* [CHALLENGE]: Scan the listing below. Report each line that includes "watching".

** Start RECORDS SHOWN **

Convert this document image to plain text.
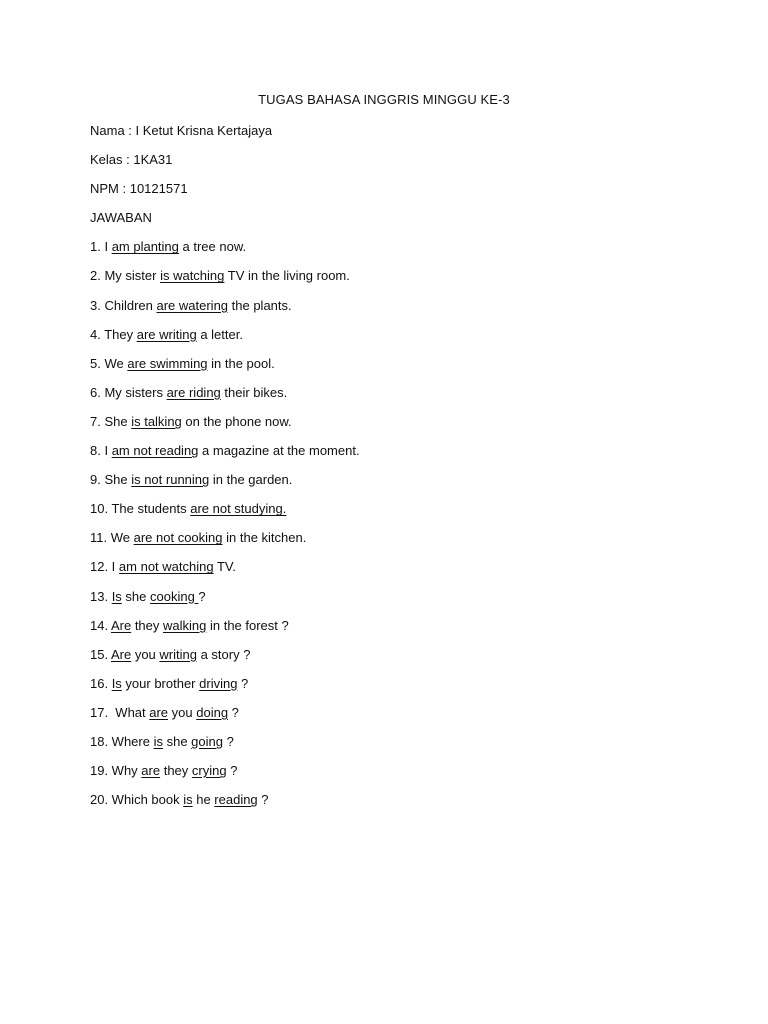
TUGAS BAHASA INGGRIS MINGGU KE-3
Nama : I Ketut Krisna Kertajaya
Kelas : 1KA31
NPM : 10121571
JAWABAN
1. I am planting a tree now.
2. My sister is watching TV in the living room.
3. Children are watering the plants.
4. They are writing a letter.
5. We are swimming in the pool.
6. My sisters are riding their bikes.
7. She is talking on the phone now.
8. I am not reading a magazine at the moment.
9. She is not running in the garden.
10. The students are not studying.
11. We are not cooking in the kitchen.
12. I am not watching TV.
13. Is she cooking ?
14. Are they walking in the forest ?
15. Are you writing a story ?
16. Is your brother driving ?
17.  What are you doing ?
18. Where is she going ?
19. Why are they crying ?
20. Which book is he reading ?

** End RECORDS SHOWN **

* [THE RESPONSE]:
2. My sister is watching TV in the living room.
12. I am not watching TV.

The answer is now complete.